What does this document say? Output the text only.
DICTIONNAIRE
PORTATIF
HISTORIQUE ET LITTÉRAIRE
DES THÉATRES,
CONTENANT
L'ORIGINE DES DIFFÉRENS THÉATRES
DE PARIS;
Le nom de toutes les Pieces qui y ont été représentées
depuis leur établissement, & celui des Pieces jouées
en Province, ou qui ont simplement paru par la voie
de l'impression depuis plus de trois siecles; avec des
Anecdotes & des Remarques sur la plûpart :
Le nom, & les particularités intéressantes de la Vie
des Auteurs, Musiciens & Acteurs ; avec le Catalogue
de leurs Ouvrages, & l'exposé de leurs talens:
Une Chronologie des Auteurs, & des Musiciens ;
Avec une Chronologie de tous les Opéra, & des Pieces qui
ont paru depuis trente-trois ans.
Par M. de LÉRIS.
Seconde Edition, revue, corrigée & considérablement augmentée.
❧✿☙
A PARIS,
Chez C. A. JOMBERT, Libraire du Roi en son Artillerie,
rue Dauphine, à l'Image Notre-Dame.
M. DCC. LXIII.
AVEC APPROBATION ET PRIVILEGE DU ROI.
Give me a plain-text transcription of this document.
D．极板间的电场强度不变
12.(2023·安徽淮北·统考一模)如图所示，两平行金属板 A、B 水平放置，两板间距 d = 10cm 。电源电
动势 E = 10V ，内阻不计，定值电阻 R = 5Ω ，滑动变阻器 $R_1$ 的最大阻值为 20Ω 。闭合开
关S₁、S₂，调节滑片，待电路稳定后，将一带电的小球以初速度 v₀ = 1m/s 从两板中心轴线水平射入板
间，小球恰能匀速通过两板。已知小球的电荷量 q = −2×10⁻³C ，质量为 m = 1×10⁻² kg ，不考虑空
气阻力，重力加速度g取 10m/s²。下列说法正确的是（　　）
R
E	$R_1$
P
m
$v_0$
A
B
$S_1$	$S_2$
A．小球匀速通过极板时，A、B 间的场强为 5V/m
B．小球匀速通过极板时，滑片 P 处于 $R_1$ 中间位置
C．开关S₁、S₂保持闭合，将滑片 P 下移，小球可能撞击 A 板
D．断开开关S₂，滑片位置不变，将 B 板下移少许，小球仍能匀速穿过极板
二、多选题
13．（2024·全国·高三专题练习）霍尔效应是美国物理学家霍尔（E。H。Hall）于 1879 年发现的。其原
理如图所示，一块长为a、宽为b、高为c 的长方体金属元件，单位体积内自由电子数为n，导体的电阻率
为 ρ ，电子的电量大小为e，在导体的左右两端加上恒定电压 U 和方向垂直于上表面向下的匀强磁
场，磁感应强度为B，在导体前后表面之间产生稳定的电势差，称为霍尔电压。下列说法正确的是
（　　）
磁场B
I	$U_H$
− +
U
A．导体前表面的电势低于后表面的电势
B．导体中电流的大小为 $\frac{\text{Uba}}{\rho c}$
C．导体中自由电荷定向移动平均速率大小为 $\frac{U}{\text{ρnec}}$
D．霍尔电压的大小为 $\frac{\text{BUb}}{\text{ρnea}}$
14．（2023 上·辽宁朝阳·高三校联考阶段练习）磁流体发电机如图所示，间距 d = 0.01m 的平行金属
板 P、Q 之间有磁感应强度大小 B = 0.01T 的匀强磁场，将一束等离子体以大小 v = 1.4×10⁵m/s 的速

§

Instructions for the task:
Point out every line holding the string "text" and copy it.

Right answer:
What does this document say? Output the text only.
Give me a plain-text transcription of this document.
B．导体中电流的大小为 $\frac{\text{Uba}}{\rho c}$
C．导体中自由电荷定向移动平均速率大小为 $\frac{U}{\text{ρnec}}$
D．霍尔电压的大小为 $\frac{\text{BUb}}{\text{ρnea}}$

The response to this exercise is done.